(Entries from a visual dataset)
++++++++++++++++++++
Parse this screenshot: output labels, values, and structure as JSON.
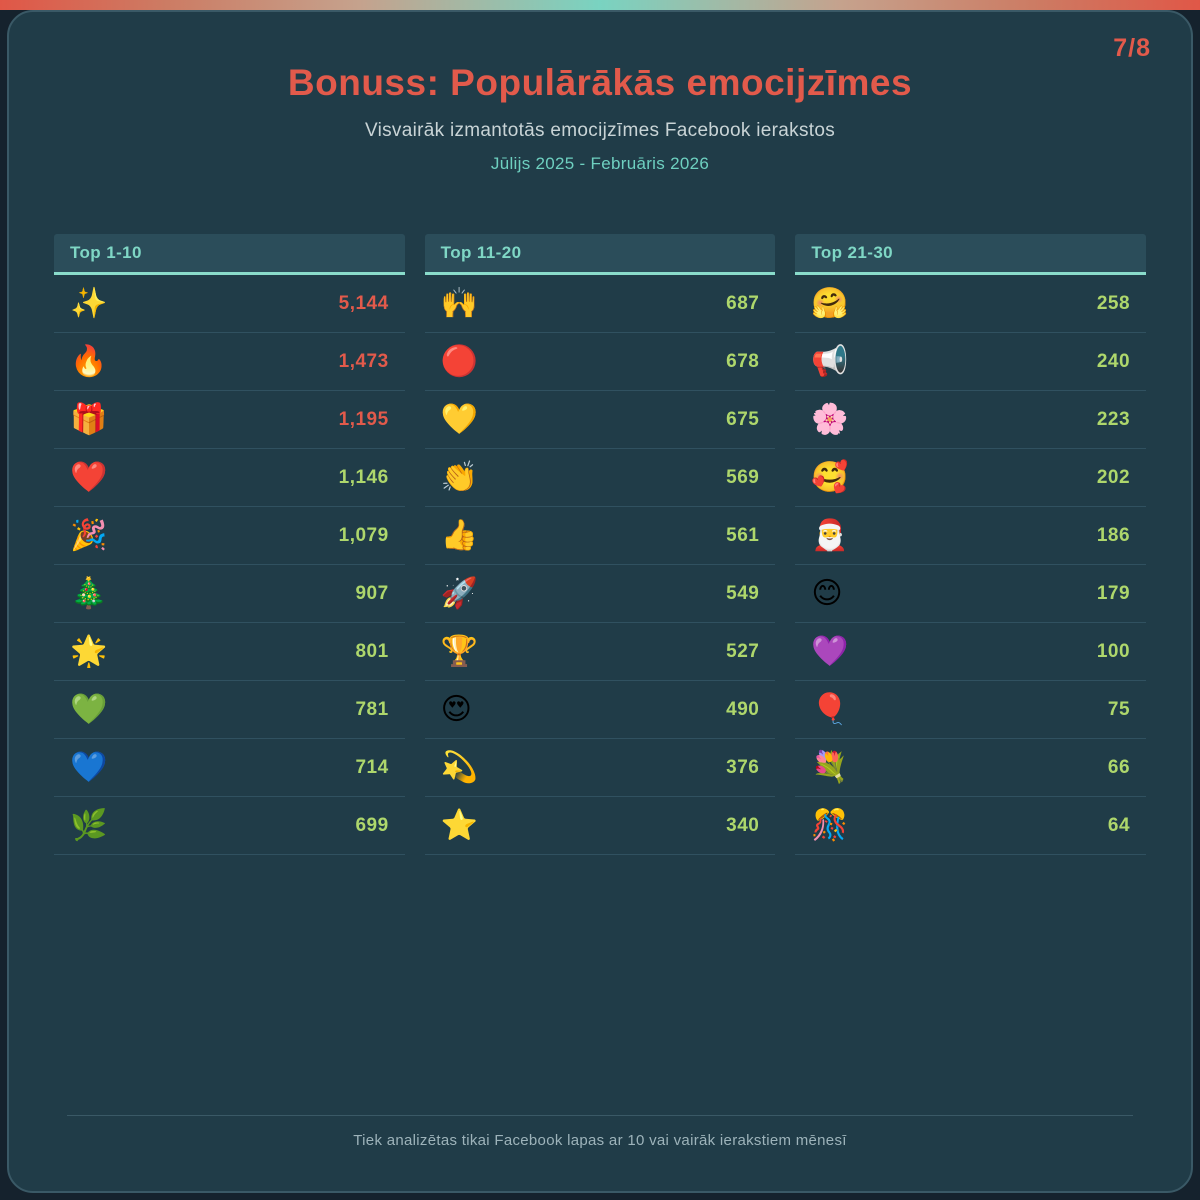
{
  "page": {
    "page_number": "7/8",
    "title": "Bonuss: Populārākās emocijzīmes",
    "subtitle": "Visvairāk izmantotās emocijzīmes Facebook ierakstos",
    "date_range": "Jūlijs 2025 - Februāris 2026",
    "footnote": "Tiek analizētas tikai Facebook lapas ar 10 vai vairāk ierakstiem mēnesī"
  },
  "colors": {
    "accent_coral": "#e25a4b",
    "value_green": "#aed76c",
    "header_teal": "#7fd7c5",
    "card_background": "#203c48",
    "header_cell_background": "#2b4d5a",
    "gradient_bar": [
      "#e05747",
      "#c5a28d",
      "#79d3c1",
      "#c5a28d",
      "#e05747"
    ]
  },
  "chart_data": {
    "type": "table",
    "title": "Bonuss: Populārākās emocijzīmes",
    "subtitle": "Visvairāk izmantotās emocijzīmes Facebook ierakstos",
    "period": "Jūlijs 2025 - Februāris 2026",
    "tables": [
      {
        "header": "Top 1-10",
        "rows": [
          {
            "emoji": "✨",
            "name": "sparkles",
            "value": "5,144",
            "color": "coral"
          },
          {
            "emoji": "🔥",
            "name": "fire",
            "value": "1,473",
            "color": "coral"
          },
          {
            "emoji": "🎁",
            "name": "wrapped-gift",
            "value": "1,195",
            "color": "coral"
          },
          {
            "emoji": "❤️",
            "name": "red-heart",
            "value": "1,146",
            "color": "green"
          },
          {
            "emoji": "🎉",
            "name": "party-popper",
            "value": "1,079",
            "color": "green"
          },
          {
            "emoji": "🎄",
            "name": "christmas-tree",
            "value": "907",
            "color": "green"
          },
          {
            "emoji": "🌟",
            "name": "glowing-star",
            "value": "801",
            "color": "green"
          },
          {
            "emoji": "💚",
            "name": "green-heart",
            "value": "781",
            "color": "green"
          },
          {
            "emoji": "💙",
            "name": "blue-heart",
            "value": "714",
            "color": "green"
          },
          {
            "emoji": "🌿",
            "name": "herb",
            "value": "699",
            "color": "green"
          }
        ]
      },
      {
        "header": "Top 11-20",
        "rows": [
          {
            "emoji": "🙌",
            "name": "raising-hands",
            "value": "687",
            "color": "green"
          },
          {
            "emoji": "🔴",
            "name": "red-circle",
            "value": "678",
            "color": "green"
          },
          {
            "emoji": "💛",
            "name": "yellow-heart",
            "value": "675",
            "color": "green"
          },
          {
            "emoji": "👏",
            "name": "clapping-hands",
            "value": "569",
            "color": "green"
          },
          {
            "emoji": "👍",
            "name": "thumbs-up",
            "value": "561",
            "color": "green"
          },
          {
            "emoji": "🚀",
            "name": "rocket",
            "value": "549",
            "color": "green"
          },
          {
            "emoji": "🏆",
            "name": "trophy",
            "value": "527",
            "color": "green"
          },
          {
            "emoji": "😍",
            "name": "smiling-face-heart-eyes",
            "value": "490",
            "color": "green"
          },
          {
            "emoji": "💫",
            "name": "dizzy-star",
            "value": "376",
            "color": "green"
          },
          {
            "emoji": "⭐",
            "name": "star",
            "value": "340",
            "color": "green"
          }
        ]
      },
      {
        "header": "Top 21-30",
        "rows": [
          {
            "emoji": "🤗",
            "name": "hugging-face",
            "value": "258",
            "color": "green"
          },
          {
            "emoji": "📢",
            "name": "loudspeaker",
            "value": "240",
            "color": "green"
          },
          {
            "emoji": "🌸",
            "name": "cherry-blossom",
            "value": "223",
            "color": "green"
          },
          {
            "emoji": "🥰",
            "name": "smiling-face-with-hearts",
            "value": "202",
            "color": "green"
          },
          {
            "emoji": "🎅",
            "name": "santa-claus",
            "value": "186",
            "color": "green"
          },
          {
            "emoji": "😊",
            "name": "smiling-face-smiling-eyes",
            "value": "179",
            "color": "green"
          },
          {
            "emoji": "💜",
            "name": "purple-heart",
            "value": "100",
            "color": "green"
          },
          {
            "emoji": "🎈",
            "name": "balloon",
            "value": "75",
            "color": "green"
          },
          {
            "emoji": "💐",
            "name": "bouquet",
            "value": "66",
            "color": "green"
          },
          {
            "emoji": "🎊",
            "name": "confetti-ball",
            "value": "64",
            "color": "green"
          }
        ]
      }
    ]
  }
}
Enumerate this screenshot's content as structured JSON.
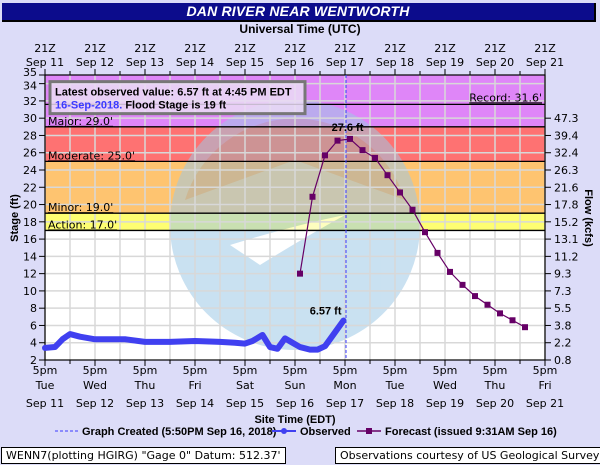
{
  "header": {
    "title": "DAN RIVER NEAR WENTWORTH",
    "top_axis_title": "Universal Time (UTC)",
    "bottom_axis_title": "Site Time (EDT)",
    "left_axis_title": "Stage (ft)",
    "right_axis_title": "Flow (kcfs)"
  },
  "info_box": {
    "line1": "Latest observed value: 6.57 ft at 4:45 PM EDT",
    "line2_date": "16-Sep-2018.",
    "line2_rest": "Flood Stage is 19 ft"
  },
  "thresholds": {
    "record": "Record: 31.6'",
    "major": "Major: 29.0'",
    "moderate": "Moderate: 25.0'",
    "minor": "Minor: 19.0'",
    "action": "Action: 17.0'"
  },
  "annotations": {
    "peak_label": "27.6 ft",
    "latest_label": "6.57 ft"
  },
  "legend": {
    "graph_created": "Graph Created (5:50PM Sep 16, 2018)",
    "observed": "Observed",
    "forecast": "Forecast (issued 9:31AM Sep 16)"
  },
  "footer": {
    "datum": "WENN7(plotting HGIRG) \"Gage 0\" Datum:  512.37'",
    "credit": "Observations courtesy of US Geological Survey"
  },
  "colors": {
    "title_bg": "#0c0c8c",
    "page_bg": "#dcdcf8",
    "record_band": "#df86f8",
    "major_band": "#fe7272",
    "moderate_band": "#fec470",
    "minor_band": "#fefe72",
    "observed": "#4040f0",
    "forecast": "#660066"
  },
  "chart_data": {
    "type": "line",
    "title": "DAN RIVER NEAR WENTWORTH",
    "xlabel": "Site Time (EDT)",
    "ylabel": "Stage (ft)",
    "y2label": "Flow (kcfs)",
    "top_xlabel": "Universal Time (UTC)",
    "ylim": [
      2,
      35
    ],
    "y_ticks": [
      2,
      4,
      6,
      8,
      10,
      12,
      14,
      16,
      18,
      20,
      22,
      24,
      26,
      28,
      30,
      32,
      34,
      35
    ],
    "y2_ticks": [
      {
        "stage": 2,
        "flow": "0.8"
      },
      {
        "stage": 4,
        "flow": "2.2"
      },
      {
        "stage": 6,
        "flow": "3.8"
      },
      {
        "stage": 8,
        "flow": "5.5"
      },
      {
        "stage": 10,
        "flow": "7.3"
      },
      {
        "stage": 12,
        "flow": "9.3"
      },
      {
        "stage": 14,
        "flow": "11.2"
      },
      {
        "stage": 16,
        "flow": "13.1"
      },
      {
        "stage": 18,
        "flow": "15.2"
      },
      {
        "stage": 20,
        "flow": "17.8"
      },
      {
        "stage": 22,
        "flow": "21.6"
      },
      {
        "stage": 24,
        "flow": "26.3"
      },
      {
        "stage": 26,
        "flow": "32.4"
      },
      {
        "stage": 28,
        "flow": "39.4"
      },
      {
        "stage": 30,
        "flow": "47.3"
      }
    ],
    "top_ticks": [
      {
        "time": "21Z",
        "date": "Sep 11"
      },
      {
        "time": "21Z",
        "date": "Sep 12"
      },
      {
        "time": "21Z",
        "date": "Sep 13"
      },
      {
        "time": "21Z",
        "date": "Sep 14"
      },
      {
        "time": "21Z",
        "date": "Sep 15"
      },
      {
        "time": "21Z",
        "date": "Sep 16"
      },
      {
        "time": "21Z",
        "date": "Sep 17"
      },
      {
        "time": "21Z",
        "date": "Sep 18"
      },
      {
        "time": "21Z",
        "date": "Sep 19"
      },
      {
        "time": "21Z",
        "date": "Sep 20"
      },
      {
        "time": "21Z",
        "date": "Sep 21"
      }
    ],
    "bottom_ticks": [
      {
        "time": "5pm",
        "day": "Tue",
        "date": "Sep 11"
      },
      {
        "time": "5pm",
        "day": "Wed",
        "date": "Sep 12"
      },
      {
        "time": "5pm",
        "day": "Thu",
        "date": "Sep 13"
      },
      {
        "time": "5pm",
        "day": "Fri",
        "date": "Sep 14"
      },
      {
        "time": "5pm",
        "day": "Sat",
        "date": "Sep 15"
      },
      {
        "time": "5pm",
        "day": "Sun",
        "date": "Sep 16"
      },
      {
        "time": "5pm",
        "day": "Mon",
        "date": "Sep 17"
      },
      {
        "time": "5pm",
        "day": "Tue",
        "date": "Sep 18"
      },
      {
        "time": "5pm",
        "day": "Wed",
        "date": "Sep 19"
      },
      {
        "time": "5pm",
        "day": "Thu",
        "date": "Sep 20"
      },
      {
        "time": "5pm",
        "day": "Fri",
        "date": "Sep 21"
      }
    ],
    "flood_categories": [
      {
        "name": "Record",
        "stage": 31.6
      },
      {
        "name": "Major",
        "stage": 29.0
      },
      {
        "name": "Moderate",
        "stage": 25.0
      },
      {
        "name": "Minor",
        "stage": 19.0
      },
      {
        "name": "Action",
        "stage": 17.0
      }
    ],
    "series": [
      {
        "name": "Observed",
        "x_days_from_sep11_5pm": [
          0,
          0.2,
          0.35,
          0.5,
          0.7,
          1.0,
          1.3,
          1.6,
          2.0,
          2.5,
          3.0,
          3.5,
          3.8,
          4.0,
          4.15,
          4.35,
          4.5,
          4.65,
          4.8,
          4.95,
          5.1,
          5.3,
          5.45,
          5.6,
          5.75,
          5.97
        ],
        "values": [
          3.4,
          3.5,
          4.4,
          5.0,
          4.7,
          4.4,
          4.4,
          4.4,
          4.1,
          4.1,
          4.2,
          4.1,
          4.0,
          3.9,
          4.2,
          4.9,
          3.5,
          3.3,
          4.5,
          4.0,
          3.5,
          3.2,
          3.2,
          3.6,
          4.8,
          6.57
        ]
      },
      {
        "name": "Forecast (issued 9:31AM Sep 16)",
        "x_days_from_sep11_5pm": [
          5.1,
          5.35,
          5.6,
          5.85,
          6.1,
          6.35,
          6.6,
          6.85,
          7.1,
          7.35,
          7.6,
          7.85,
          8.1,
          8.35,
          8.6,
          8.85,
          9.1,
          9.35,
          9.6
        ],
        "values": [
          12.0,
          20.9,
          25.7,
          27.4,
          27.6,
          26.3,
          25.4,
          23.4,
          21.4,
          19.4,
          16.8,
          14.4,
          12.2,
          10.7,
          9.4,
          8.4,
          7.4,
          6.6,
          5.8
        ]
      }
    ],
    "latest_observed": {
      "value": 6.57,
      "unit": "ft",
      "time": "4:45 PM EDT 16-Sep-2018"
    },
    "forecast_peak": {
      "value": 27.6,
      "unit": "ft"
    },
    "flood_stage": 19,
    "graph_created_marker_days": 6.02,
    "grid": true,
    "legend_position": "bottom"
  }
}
++++++++++++++++++++
[Set task]: Your task is to list each line of the records with the word "issued".

[Solution to the problem]:
    "forecast": "Forecast (issued 9:31AM Sep 16)"
        "name": "Forecast (issued 9:31AM Sep 16)",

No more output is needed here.